#### [WHAT THIS TASK INVOLVES]
Work out how many lines in the entries below include the word "parte". Give nothing but the number.

#### [GIVEN DATA]
[Begin]

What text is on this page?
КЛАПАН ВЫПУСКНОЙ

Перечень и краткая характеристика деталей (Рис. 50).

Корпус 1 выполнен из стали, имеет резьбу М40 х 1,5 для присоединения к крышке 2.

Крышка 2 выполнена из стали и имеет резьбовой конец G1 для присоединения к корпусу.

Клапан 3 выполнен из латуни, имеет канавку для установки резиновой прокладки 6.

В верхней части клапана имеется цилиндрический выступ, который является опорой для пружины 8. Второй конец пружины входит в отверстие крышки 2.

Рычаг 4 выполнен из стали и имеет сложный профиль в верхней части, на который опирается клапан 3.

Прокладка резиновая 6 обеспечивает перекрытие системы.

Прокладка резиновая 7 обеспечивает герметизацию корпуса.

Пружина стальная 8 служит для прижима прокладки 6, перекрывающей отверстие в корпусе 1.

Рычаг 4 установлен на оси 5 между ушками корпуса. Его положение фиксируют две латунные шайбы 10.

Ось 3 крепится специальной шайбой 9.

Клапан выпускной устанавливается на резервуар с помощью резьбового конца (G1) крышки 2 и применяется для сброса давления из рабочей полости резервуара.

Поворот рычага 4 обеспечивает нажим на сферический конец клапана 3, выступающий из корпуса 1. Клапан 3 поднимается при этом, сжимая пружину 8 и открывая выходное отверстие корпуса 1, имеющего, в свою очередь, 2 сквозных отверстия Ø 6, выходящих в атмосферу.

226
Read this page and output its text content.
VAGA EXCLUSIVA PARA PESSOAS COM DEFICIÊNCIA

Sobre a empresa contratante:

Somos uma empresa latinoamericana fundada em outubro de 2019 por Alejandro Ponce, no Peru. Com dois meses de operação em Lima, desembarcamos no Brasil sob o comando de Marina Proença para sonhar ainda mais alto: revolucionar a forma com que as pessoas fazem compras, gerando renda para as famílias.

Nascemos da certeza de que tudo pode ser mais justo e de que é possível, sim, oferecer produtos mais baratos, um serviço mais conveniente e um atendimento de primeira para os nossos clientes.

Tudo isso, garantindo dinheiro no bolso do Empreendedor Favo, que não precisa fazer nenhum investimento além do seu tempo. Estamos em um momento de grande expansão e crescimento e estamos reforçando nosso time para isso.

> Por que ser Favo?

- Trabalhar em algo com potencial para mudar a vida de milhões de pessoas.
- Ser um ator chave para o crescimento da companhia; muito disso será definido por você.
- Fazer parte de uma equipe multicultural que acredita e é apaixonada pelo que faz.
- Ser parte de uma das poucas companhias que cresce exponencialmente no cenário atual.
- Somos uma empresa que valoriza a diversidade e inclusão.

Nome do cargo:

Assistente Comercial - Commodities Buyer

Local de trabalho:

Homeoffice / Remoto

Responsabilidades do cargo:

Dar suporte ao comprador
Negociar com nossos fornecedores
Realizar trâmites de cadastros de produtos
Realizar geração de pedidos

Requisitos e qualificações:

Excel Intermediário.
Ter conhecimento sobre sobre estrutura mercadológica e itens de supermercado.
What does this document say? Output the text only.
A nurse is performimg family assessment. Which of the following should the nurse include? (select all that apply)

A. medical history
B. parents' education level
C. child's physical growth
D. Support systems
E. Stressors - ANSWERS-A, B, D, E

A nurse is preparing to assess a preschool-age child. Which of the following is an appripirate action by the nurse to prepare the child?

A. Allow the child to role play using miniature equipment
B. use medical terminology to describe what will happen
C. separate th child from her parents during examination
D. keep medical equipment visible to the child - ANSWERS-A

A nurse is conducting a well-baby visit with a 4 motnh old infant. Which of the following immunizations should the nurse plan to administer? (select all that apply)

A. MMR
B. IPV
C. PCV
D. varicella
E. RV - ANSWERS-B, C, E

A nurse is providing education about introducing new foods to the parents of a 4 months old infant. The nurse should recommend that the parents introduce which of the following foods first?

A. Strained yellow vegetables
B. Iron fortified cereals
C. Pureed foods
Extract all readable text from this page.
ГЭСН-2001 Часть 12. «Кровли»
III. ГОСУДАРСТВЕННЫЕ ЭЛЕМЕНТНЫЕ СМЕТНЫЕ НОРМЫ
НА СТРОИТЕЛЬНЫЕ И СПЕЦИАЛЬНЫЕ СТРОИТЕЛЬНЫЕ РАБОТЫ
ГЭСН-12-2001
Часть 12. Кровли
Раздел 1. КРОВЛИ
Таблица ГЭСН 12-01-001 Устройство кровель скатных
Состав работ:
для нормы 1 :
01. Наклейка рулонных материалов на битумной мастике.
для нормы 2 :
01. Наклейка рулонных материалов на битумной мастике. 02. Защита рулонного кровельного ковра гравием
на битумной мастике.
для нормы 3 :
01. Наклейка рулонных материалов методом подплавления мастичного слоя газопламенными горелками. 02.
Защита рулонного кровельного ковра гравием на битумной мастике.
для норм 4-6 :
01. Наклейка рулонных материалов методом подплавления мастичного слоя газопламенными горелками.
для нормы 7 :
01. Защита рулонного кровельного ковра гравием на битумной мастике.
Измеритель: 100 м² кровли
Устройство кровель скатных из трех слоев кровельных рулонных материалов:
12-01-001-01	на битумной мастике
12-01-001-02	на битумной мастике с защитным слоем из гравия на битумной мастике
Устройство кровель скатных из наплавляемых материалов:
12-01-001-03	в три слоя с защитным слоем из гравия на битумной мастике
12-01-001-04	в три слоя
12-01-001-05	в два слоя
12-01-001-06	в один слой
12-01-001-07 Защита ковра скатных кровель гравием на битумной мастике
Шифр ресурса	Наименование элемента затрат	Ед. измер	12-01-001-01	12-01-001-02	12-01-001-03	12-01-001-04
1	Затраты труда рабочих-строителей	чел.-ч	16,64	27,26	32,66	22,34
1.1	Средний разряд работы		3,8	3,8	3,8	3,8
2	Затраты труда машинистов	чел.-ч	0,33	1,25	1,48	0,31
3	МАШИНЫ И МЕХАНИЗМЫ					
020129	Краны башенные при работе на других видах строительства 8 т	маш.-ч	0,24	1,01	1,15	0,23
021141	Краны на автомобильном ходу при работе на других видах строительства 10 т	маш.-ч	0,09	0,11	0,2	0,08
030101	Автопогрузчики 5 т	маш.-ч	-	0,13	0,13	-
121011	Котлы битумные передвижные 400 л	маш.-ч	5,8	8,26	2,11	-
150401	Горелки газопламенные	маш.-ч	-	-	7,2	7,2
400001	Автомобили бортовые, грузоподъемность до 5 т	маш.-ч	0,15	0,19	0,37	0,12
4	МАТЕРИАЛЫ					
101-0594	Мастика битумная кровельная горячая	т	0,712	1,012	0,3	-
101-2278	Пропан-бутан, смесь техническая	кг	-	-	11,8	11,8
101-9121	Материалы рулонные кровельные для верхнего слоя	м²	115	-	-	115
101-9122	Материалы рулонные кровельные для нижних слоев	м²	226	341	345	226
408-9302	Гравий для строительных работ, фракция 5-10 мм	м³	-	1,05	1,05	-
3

[End]

#### [FINAL RESULT]
2